→ Records to process
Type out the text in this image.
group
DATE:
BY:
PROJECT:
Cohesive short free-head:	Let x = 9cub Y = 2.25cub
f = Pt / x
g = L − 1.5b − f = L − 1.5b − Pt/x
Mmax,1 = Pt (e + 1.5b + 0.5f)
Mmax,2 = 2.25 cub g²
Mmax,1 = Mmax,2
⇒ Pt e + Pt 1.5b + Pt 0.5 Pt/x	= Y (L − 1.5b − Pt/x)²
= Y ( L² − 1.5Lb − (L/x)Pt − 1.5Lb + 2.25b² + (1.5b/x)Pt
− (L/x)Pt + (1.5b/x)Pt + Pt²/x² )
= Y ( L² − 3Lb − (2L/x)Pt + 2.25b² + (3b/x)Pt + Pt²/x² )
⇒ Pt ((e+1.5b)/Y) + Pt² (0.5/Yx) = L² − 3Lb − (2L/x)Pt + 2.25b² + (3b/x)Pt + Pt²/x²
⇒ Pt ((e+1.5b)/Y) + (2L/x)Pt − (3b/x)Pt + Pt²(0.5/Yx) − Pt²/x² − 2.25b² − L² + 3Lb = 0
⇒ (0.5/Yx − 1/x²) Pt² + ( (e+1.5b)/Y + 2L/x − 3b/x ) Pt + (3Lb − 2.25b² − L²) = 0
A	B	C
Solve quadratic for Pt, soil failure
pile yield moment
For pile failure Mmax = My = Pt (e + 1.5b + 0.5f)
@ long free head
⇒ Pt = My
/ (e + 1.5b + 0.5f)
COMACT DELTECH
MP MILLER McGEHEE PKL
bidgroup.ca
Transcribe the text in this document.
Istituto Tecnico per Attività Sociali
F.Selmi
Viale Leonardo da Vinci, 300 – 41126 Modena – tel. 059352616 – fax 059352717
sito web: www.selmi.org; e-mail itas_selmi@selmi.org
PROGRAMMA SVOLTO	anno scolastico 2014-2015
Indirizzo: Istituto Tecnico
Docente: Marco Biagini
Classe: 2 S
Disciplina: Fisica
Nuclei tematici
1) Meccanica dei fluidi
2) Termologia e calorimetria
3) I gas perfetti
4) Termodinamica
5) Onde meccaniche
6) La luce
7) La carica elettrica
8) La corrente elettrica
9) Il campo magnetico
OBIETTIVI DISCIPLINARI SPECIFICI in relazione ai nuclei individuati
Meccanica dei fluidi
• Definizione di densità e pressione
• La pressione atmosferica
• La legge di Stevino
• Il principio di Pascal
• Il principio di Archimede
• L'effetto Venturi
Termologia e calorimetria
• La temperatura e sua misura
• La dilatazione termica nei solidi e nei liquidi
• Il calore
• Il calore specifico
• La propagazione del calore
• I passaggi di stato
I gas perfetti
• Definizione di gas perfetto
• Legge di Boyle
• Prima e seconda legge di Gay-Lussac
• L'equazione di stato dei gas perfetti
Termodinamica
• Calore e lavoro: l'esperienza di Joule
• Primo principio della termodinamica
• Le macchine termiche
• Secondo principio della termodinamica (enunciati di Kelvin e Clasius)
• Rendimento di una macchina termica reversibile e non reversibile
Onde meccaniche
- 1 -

→ Set task
Repeat the records above exactly, leaving none out.

→ Response below
Type out the text in this image.
group
DATE:
BY:
PROJECT:
Cohesive short free-head:	Let x = 9cub Y = 2.25cub
f = Pt / x
g = L − 1.5b − f = L − 1.5b − Pt/x
Mmax,1 = Pt (e + 1.5b + 0.5f)
Mmax,2 = 2.25 cub g²
Mmax,1 = Mmax,2
⇒ Pt e + Pt 1.5b + Pt 0.5 Pt/x	= Y (L − 1.5b − Pt/x)²
= Y ( L² − 1.5Lb − (L/x)Pt − 1.5Lb + 2.25b² + (1.5b/x)Pt
− (L/x)Pt + (1.5b/x)Pt + Pt²/x² )
= Y ( L² − 3Lb − (2L/x)Pt + 2.25b² + (3b/x)Pt + Pt²/x² )
⇒ Pt ((e+1.5b)/Y) + Pt² (0.5/Yx) = L² − 3Lb − (2L/x)Pt + 2.25b² + (3b/x)Pt + Pt²/x²
⇒ Pt ((e+1.5b)/Y) + (2L/x)Pt − (3b/x)Pt + Pt²(0.5/Yx) − Pt²/x² − 2.25b² − L² + 3Lb = 0
⇒ (0.5/Yx − 1/x²) Pt² + ( (e+1.5b)/Y + 2L/x − 3b/x ) Pt + (3Lb − 2.25b² − L²) = 0
A	B	C
Solve quadratic for Pt, soil failure
pile yield moment
For pile failure Mmax = My = Pt (e + 1.5b + 0.5f)
@ long free head
⇒ Pt = My
/ (e + 1.5b + 0.5f)
COMACT DELTECH
MP MILLER McGEHEE PKL
bidgroup.ca
Transcribe the text in this document.
Istituto Tecnico per Attività Sociali
F.Selmi
Viale Leonardo da Vinci, 300 – 41126 Modena – tel. 059352616 – fax 059352717
sito web: www.selmi.org; e-mail itas_selmi@selmi.org
PROGRAMMA SVOLTO	anno scolastico 2014-2015
Indirizzo: Istituto Tecnico
Docente: Marco Biagini
Classe: 2 S
Disciplina: Fisica
Nuclei tematici
1) Meccanica dei fluidi
2) Termologia e calorimetria
3) I gas perfetti
4) Termodinamica
5) Onde meccaniche
6) La luce
7) La carica elettrica
8) La corrente elettrica
9) Il campo magnetico
OBIETTIVI DISCIPLINARI SPECIFICI in relazione ai nuclei individuati
Meccanica dei fluidi
• Definizione di densità e pressione
• La pressione atmosferica
• La legge di Stevino
• Il principio di Pascal
• Il principio di Archimede
• L'effetto Venturi
Termologia e calorimetria
• La temperatura e sua misura
• La dilatazione termica nei solidi e nei liquidi
• Il calore
• Il calore specifico
• La propagazione del calore
• I passaggi di stato
I gas perfetti
• Definizione di gas perfetto
• Legge di Boyle
• Prima e seconda legge di Gay-Lussac
• L'equazione di stato dei gas perfetti
Termodinamica
• Calore e lavoro: l'esperienza di Joule
• Primo principio della termodinamica
• Le macchine termiche
• Secondo principio della termodinamica (enunciati di Kelvin e Clasius)
• Rendimento di una macchina termica reversibile e non reversibile
Onde meccaniche
- 1 -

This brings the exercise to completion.